— START OF Extract provided —
Example 1 shows the first way: copy both top and bottom rows in one loop. To copy the bottom row this way, the beginning of the last row must be calculated. This is at nCols*(nRows-1) which gets stored in eax (line 5). Note that the IMUL instruction takes 10 cycles to execute. The number of times that eight 8-bit bytes can be copied gets stored in ebx (line 6). In the loop, two reads from memory and two writes to memory occur to do both the top and bottom rows (lines 8 through 11). Just like the next example, the input and output pointers are advanced, the loop count decrements, and the loop continues until all the pertinent information has been copied (lines 12 through 15).

Example 1. Copy Top and Bottom Rows

 
1 	mov	eax, nRows   	;eax contains nRows
 2 	xor 	edx, edx  	;zero edx for no sign extension on the multiply

 3 	mov 	ebx, nCols   	;ebx contains nCols
 4 	dec 	eax       	;eax contains nRows-1

 5 	imul 	ebx       	;EAX = nCols*(nRows-1) the last row of bitmap

 6 	mov 	ebx, nColSets	;ebx contains the number of sets of 8 in the row

 7_CopyTopAndBottom:

 8	MOVQ	mm0, [ecx]		;get first row value to a register

 9	MOVQ	mm1, [ecx + eax]	;get last row value to a register

10	MOVQ	[edx], mm0		;copy first row value to memory

11	MOVQ	[edx + eax], mm1	;copy last row value to memory

12	add 	ecx, 8   		;advance the pIn pointer
13	add 	edx, 8			;advance the qOut pointer

14 	dec 	ebx			;count the sets of 8 columns done in a row
15jg	CopyTopAndBottom		;if more sets, keep copying by 8's

Example 2 shows the row pixels copied first at the top, then after the non-edge pixels have been processed, the bottom row pixels are copied. Each of these loops, like the loop in Figure 1, needs to set a counter of how many sets of eight are in the row (lines 1 and 12). Unlike the loop in Figure 1, both of these loops do only one read from memory and only one write to memory since only one row is being copied at a time (lines 3 and 4, 14 and 15). Then, again like the loop in Figure 1, the input and output pointers are advanced, the counter decrements, and the rows are copied to completion (lines 5 through 8, 16 through 19).
— END OF Extract provided —
— START OF Data listing —
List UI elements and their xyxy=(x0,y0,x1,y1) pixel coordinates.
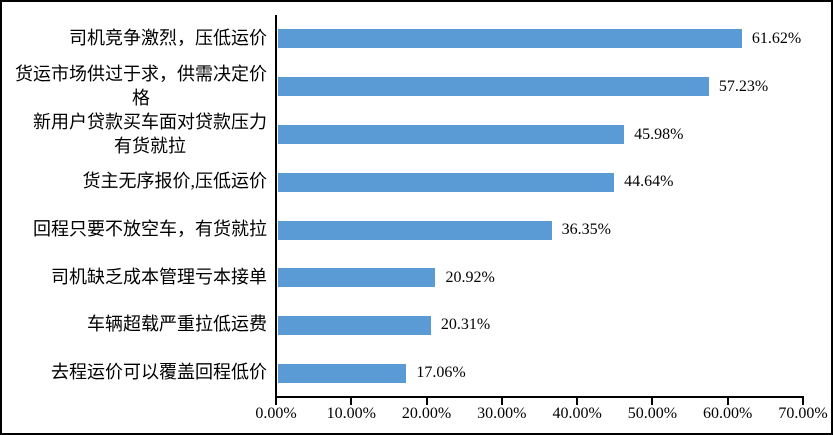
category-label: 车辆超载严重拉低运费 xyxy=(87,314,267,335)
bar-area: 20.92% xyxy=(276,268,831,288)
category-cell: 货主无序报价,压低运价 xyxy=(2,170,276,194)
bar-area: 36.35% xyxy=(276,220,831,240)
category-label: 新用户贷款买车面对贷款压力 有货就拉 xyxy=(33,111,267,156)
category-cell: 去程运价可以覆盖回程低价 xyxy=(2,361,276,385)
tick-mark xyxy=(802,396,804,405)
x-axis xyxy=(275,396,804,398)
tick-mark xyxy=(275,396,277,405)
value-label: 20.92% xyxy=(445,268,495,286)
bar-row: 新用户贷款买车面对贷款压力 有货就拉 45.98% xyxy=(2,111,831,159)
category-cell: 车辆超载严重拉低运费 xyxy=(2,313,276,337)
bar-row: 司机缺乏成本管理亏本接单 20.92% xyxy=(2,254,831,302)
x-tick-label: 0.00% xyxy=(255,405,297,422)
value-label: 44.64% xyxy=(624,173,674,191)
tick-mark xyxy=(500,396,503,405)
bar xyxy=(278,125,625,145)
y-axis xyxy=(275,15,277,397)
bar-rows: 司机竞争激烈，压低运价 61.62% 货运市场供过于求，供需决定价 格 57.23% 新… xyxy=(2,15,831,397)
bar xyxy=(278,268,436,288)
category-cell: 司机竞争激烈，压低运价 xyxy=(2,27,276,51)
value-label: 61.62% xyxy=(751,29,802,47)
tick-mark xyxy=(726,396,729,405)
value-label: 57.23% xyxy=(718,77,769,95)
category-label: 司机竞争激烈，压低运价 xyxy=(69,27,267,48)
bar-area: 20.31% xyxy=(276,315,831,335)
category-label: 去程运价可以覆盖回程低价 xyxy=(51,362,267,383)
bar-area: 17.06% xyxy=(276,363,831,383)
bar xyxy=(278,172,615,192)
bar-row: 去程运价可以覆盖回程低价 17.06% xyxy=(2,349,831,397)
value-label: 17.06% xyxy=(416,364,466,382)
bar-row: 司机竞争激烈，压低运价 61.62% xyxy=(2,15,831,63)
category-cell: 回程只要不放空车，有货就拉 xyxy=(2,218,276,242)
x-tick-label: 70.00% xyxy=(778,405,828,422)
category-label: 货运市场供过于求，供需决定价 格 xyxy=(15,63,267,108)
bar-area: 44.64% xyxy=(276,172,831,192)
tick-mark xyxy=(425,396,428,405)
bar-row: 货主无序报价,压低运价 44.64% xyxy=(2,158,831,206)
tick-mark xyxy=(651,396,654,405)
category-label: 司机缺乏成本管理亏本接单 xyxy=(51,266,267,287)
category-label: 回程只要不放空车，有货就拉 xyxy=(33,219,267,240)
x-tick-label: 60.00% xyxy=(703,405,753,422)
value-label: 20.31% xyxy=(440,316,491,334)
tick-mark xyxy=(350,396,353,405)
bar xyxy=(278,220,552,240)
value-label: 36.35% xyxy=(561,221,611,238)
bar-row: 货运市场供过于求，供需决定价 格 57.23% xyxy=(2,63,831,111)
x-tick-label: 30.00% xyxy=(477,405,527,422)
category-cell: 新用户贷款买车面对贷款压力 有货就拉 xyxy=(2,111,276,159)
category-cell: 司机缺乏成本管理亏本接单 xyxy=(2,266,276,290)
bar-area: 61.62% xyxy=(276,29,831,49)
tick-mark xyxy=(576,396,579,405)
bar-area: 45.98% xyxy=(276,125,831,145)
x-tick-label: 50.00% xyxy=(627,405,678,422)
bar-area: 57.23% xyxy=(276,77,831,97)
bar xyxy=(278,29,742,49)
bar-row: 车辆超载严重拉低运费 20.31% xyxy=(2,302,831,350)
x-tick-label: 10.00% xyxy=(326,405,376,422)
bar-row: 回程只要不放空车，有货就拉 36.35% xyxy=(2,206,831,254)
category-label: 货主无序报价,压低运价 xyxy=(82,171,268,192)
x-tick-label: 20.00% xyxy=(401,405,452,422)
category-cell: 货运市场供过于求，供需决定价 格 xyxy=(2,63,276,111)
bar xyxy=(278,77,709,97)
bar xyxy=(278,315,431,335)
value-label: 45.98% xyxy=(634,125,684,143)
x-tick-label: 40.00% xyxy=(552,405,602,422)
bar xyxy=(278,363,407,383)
— END OF Data listing —
— START OF Data listing —
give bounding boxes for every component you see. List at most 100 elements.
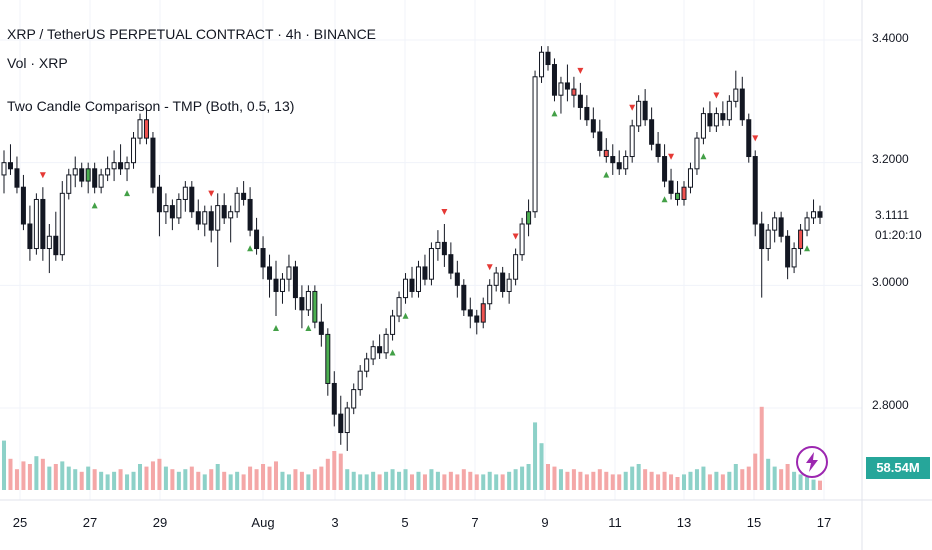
— END OF Data listing —
**Requirement**
Rewrite the stretch of the bitmap row-copying text from "Example 2 shows" through "16 through 19).", swapping "counter" for "tally". The records are separate material and have no connection to the text.

**Task result**
Example 2 shows the row pixels copied first at the top, then after the non-edge pixels have been processed, the bottom row pixels are copied. Each of these loops, like the loop in Figure 1, needs to set a tally of how many sets of eight are in the row (lines 1 and 12). Unlike the loop in Figure 1, both of these loops do only one read from memory and only one write to memory since only one row is being copied at a time (lines 3 and 4, 14 and 15). Then, again like the loop in Figure 1, the input and output pointers are advanced, the tally decrements, and the rows are copied to completion (lines 5 through 8, 16 through 19).